* [WRITTEN INSTRUCTION] Would you write out the entries below, every one of them, exactly?
▬▬▬
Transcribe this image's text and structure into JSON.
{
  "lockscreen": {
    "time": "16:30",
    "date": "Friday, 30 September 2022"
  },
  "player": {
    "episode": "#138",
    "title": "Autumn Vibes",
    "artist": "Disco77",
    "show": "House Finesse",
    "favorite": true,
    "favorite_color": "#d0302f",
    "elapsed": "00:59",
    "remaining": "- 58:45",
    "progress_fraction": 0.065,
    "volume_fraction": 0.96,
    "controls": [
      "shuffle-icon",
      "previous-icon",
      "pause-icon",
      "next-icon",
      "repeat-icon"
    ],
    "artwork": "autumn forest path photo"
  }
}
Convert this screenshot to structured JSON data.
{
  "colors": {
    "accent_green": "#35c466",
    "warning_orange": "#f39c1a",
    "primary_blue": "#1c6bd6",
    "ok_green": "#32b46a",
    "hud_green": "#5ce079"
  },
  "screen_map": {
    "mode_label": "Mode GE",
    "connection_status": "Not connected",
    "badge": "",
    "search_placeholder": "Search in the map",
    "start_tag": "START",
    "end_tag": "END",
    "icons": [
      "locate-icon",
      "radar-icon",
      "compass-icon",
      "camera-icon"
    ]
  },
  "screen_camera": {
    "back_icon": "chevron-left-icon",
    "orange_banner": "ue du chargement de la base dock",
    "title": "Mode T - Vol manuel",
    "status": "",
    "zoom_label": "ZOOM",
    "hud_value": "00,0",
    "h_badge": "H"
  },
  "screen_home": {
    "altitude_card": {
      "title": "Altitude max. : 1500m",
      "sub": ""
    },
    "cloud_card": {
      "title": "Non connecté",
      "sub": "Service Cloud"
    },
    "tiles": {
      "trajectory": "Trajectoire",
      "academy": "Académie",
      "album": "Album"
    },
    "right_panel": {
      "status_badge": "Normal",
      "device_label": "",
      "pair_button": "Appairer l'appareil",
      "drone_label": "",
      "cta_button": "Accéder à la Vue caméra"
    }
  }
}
▬▬▬
* [TASK SOLUTION]
Transcribe this image's text and structure into JSON.
{
  "lockscreen": {
    "time": "16:30",
    "date": "Friday, 30 September 2022"
  },
  "player": {
    "episode": "#138",
    "title": "Autumn Vibes",
    "artist": "Disco77",
    "show": "House Finesse",
    "favorite": true,
    "favorite_color": "#d0302f",
    "elapsed": "00:59",
    "remaining": "- 58:45",
    "progress_fraction": 0.065,
    "volume_fraction": 0.96,
    "controls": [
      "shuffle-icon",
      "previous-icon",
      "pause-icon",
      "next-icon",
      "repeat-icon"
    ],
    "artwork": "autumn forest path photo"
  }
}
Convert this screenshot to structured JSON data.
{
  "colors": {
    "accent_green": "#35c466",
    "warning_orange": "#f39c1a",
    "primary_blue": "#1c6bd6",
    "ok_green": "#32b46a",
    "hud_green": "#5ce079"
  },
  "screen_map": {
    "mode_label": "Mode GE",
    "connection_status": "Not connected",
    "badge": "",
    "search_placeholder": "Search in the map",
    "start_tag": "START",
    "end_tag": "END",
    "icons": [
      "locate-icon",
      "radar-icon",
      "compass-icon",
      "camera-icon"
    ]
  },
  "screen_camera": {
    "back_icon": "chevron-left-icon",
    "orange_banner": "ue du chargement de la base dock",
    "title": "Mode T - Vol manuel",
    "status": "",
    "zoom_label": "ZOOM",
    "hud_value": "00,0",
    "h_badge": "H"
  },
  "screen_home": {
    "altitude_card": {
      "title": "Altitude max. : 1500m",
      "sub": ""
    },
    "cloud_card": {
      "title": "Non connecté",
      "sub": "Service Cloud"
    },
    "tiles": {
      "trajectory": "Trajectoire",
      "academy": "Académie",
      "album": "Album"
    },
    "right_panel": {
      "status_badge": "Normal",
      "device_label": "",
      "pair_button": "Appairer l'appareil",
      "drone_label": "",
      "cta_button": "Accéder à la Vue caméra"
    }
  }
}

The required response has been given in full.